→ **Description of the task**
Keep only the lines where "Extrempunkte" appears.

→ **Information shown**
** Start **

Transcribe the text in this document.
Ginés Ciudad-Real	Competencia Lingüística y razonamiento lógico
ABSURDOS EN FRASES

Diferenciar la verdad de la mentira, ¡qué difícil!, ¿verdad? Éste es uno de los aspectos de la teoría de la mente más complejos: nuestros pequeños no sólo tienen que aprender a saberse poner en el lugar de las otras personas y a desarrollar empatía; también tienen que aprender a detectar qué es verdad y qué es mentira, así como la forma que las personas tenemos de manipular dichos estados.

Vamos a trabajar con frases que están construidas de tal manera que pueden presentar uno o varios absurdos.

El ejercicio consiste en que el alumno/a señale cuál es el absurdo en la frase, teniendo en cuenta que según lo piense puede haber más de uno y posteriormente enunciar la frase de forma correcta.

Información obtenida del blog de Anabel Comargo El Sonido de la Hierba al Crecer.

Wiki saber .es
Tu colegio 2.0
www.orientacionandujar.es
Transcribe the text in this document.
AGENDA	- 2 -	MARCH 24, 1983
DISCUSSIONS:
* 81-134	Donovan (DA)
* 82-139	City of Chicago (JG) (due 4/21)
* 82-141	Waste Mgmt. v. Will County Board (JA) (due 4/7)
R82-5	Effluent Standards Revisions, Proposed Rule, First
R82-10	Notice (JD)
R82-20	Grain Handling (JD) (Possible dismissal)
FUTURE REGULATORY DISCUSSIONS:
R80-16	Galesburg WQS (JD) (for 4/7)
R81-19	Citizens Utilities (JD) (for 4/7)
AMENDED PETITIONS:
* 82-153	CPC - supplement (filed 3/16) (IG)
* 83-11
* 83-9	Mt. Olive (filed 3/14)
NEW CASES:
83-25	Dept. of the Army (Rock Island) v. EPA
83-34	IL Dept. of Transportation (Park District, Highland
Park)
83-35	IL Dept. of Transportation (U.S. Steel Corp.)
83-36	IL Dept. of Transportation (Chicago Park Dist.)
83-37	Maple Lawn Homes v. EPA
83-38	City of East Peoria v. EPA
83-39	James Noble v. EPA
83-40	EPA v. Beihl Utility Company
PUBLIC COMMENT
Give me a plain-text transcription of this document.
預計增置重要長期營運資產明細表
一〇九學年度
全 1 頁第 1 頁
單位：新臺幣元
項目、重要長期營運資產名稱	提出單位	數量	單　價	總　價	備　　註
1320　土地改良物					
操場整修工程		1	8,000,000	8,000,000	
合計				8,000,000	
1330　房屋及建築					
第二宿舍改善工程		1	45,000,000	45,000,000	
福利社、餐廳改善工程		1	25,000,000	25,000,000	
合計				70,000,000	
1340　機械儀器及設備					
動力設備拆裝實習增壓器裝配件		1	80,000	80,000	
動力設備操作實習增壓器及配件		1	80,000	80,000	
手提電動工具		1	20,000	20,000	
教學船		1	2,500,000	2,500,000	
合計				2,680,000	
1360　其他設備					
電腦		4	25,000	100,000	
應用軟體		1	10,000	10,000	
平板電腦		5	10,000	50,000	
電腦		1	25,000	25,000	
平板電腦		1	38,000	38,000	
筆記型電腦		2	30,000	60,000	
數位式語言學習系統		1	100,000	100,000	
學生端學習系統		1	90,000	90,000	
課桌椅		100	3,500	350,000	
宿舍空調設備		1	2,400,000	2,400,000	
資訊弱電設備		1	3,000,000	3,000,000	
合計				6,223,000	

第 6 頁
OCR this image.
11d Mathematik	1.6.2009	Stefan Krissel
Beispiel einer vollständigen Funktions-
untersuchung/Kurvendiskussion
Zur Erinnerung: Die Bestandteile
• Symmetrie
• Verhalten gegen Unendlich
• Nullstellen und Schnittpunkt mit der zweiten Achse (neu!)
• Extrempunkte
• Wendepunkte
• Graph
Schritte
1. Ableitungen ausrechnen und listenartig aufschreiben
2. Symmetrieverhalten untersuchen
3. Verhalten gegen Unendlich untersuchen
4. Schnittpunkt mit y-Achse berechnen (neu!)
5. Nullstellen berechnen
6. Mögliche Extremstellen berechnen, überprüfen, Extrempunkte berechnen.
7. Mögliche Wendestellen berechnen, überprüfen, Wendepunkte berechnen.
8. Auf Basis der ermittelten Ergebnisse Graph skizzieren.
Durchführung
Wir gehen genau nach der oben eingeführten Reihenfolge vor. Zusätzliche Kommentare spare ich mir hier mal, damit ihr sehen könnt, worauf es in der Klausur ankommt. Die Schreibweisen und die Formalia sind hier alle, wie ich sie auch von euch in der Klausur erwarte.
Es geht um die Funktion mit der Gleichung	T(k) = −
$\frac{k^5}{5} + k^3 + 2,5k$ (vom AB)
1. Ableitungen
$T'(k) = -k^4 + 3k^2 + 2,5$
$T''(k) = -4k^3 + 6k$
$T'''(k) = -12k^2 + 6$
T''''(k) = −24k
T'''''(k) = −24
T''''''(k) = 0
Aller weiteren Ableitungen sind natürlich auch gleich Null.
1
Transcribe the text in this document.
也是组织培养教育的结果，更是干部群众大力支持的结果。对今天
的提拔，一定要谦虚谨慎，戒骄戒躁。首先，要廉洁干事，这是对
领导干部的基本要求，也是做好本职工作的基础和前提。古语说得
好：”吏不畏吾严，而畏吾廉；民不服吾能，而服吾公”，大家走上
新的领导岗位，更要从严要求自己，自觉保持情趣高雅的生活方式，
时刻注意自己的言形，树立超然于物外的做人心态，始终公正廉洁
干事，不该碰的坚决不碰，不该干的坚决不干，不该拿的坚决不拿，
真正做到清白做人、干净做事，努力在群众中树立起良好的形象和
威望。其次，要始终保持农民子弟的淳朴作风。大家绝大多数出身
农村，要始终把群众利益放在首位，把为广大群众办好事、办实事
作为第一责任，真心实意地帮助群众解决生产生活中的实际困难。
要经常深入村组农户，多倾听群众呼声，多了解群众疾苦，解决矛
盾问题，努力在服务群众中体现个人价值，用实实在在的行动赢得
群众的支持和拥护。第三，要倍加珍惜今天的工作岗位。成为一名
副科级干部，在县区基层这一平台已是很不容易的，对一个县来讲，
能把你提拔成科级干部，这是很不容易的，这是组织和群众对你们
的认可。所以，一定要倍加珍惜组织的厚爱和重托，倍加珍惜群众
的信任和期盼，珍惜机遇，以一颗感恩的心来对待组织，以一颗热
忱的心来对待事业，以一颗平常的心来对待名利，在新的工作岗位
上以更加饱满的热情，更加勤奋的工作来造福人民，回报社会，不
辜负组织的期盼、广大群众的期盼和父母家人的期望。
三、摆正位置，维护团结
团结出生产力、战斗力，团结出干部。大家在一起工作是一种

** End **

→ **Task output**
• Extrempunkte
6. Mögliche Extremstellen berechnen, überprüfen, Extrempunkte berechnen.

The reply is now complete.